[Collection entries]
★ ★ ★ ★ ★

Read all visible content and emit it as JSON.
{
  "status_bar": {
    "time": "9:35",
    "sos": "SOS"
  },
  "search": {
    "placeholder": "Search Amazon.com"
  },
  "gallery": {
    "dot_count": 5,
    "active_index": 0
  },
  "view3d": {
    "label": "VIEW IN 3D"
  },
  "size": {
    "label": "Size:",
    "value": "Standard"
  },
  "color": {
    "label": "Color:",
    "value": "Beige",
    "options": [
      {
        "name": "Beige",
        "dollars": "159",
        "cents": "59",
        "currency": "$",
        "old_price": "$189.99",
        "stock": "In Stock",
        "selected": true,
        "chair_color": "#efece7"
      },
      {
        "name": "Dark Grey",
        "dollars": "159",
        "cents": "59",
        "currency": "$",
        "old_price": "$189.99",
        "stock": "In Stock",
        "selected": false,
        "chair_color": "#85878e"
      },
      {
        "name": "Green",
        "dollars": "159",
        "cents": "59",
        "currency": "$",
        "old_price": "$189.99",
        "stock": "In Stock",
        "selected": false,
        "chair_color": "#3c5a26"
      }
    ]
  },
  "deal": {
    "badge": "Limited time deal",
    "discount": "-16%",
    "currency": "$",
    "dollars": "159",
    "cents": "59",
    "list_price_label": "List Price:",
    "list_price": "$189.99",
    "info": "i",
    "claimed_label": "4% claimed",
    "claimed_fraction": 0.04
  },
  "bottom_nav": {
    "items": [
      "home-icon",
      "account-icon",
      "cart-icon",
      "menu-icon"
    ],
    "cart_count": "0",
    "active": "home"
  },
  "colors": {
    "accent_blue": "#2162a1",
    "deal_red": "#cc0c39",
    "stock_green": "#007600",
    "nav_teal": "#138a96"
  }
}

★ ★ ★ ★ ★

WORK TO DO —
Nothing should be left out: repeat all of the data exactly.

TASK RESPONSE —
Read all visible content and emit it as JSON.
{
  "status_bar": {
    "time": "9:35",
    "sos": "SOS"
  },
  "search": {
    "placeholder": "Search Amazon.com"
  },
  "gallery": {
    "dot_count": 5,
    "active_index": 0
  },
  "view3d": {
    "label": "VIEW IN 3D"
  },
  "size": {
    "label": "Size:",
    "value": "Standard"
  },
  "color": {
    "label": "Color:",
    "value": "Beige",
    "options": [
      {
        "name": "Beige",
        "dollars": "159",
        "cents": "59",
        "currency": "$",
        "old_price": "$189.99",
        "stock": "In Stock",
        "selected": true,
        "chair_color": "#efece7"
      },
      {
        "name": "Dark Grey",
        "dollars": "159",
        "cents": "59",
        "currency": "$",
        "old_price": "$189.99",
        "stock": "In Stock",
        "selected": false,
        "chair_color": "#85878e"
      },
      {
        "name": "Green",
        "dollars": "159",
        "cents": "59",
        "currency": "$",
        "old_price": "$189.99",
        "stock": "In Stock",
        "selected": false,
        "chair_color": "#3c5a26"
      }
    ]
  },
  "deal": {
    "badge": "Limited time deal",
    "discount": "-16%",
    "currency": "$",
    "dollars": "159",
    "cents": "59",
    "list_price_label": "List Price:",
    "list_price": "$189.99",
    "info": "i",
    "claimed_label": "4% claimed",
    "claimed_fraction": 0.04
  },
  "bottom_nav": {
    "items": [
      "home-icon",
      "account-icon",
      "cart-icon",
      "menu-icon"
    ],
    "cart_count": "0",
    "active": "home"
  },
  "colors": {
    "accent_blue": "#2162a1",
    "deal_red": "#cc0c39",
    "stock_green": "#007600",
    "nav_teal": "#138a96"
  }
}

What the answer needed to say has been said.